- **Exercise objective**: In the data from the line with "List UI elements" up to and including the line with "reaction-heart[interactable]: ❤️ 17: [100, 716, 180, 762]", swap "reaction-fire" for "reaction-flame" and reproduce those lines with nothing else changed.

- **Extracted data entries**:
[BEGIN]

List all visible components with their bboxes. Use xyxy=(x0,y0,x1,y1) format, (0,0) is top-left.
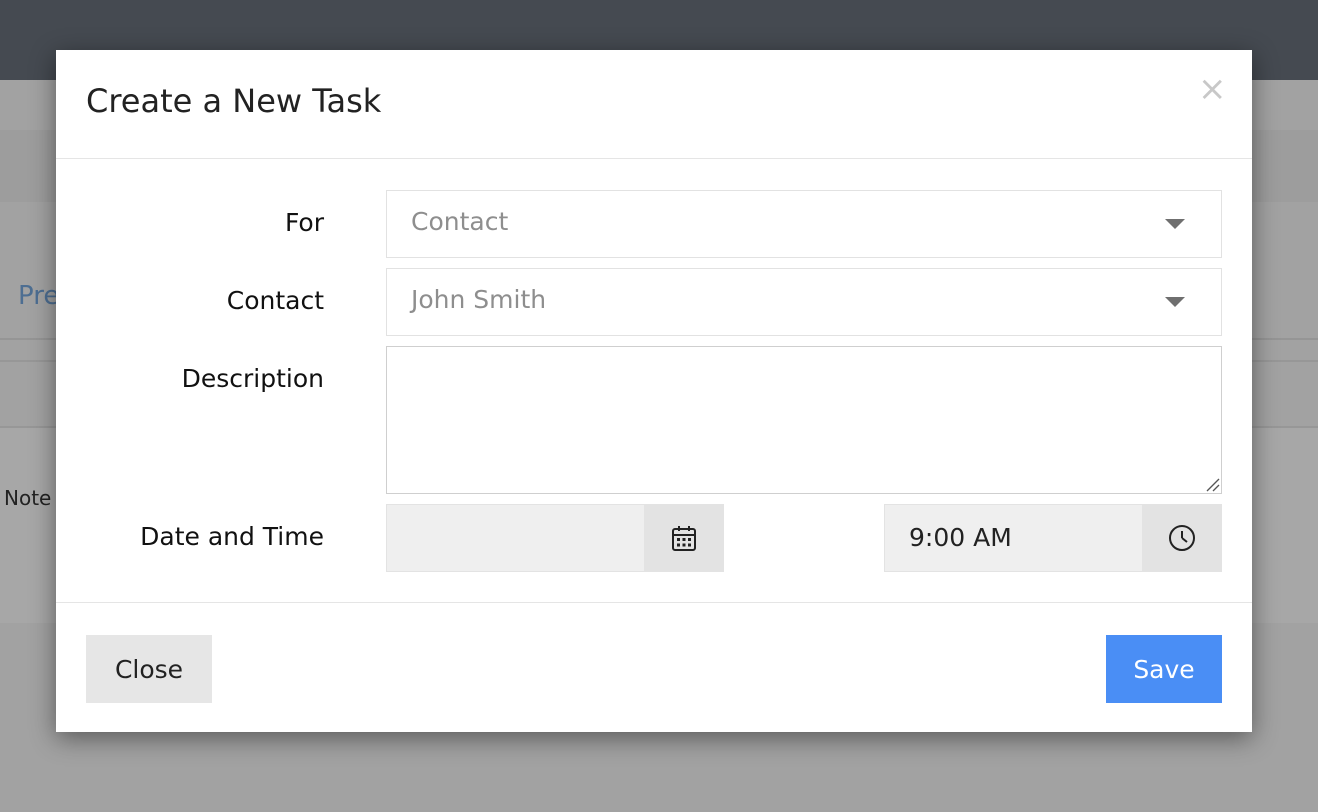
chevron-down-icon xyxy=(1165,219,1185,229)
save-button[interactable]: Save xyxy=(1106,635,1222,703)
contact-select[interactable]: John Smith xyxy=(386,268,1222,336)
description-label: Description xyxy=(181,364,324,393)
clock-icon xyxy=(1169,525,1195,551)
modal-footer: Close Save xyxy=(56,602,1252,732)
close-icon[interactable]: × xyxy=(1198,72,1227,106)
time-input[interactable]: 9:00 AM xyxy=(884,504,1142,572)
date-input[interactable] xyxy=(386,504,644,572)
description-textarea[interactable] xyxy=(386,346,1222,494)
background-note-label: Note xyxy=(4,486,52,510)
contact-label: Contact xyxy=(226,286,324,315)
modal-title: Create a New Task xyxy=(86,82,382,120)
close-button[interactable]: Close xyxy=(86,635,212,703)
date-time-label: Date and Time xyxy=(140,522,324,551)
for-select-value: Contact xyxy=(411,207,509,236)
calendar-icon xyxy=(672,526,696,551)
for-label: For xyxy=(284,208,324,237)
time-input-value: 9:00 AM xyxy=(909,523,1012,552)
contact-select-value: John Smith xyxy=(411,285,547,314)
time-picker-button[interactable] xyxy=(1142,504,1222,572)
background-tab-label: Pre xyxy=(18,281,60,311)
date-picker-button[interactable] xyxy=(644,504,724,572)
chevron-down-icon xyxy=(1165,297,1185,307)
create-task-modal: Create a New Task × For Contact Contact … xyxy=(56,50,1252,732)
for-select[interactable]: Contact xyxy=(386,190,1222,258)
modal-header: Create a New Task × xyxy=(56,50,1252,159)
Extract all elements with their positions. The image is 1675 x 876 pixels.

[END]
[BEGIN]

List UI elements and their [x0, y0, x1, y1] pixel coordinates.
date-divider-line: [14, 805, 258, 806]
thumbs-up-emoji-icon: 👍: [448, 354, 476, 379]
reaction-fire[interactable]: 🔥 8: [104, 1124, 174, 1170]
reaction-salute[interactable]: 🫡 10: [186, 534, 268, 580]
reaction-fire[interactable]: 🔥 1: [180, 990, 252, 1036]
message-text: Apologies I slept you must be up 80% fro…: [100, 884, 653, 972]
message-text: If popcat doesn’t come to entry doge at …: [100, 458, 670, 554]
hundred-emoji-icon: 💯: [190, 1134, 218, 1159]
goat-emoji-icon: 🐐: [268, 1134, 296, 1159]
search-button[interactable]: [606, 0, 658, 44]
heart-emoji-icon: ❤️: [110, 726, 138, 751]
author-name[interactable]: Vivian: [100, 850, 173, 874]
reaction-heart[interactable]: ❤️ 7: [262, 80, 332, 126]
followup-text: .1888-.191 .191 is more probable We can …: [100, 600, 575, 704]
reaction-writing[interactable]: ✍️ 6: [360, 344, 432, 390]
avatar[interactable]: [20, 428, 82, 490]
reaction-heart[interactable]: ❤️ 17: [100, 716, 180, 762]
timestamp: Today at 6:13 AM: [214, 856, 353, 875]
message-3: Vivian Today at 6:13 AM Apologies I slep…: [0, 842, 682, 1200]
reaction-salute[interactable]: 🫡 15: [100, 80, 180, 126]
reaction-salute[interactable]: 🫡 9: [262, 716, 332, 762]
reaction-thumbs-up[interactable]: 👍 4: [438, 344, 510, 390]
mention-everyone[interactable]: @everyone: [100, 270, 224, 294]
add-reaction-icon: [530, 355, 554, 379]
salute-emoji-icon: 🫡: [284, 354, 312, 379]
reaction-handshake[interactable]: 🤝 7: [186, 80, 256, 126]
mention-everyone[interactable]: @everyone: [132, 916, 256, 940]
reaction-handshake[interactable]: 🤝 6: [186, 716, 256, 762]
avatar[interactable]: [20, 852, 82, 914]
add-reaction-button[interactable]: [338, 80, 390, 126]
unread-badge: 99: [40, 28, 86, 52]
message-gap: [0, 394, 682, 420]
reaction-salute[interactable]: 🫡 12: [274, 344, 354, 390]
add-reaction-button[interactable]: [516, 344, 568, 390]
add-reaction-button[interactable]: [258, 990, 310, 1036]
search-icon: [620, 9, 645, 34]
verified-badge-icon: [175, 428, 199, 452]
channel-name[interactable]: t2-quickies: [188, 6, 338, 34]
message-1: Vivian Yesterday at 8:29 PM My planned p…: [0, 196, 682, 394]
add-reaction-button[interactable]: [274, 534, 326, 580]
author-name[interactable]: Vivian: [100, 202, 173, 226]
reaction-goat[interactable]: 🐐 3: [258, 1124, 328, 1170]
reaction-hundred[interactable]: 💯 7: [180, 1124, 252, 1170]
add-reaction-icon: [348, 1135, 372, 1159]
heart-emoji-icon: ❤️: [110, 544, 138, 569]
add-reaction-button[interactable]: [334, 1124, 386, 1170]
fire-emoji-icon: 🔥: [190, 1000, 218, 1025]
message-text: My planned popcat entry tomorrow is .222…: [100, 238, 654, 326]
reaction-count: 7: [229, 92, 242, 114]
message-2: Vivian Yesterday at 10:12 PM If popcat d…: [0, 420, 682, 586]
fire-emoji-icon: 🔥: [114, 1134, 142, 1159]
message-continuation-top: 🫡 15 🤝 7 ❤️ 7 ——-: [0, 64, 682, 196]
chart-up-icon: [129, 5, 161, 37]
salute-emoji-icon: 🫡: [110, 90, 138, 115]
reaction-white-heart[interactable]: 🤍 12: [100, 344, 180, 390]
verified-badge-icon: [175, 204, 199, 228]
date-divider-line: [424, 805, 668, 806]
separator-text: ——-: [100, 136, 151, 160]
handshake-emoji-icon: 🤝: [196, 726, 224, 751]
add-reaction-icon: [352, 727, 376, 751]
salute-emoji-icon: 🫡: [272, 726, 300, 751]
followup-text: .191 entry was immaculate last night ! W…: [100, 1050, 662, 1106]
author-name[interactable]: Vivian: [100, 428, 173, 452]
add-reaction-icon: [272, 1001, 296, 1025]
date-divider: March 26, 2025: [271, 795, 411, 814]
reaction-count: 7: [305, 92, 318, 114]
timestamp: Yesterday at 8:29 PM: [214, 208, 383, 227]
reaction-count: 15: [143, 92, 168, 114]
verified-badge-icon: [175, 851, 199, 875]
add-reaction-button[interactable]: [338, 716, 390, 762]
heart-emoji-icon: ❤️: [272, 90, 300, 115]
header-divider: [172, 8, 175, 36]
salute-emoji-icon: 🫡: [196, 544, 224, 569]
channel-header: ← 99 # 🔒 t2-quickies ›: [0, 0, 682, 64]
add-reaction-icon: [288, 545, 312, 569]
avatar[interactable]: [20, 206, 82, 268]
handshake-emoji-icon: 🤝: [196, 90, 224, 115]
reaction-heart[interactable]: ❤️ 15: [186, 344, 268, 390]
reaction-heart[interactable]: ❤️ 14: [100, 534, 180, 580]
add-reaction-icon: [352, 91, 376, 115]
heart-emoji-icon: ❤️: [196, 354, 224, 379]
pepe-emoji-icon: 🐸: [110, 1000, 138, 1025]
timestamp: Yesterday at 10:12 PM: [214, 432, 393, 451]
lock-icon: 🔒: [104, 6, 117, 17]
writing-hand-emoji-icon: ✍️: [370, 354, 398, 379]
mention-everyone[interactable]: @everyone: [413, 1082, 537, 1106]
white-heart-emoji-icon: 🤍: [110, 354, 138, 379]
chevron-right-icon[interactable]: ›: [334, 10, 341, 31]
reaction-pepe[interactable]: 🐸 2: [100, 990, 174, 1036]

[END]

- **Complete answer**:
List UI elements and their [x0, y0, x1, y1] pixel coordinates.
date-divider-line: [14, 805, 258, 806]
thumbs-up-emoji-icon: 👍: [448, 354, 476, 379]
reaction-flame[interactable]: 🔥 8: [104, 1124, 174, 1170]
reaction-salute[interactable]: 🫡 10: [186, 534, 268, 580]
reaction-flame[interactable]: 🔥 1: [180, 990, 252, 1036]
message-text: Apologies I slept you must be up 80% fro…: [100, 884, 653, 972]
message-text: If popcat doesn’t come to entry doge at …: [100, 458, 670, 554]
hundred-emoji-icon: 💯: [190, 1134, 218, 1159]
goat-emoji-icon: 🐐: [268, 1134, 296, 1159]
search-button[interactable]: [606, 0, 658, 44]
heart-emoji-icon: ❤️: [110, 726, 138, 751]
author-name[interactable]: Vivian: [100, 850, 173, 874]
reaction-heart[interactable]: ❤️ 7: [262, 80, 332, 126]
followup-text: .1888-.191 .191 is more probable We can …: [100, 600, 575, 704]
reaction-writing[interactable]: ✍️ 6: [360, 344, 432, 390]
avatar[interactable]: [20, 428, 82, 490]
reaction-heart[interactable]: ❤️ 17: [100, 716, 180, 762]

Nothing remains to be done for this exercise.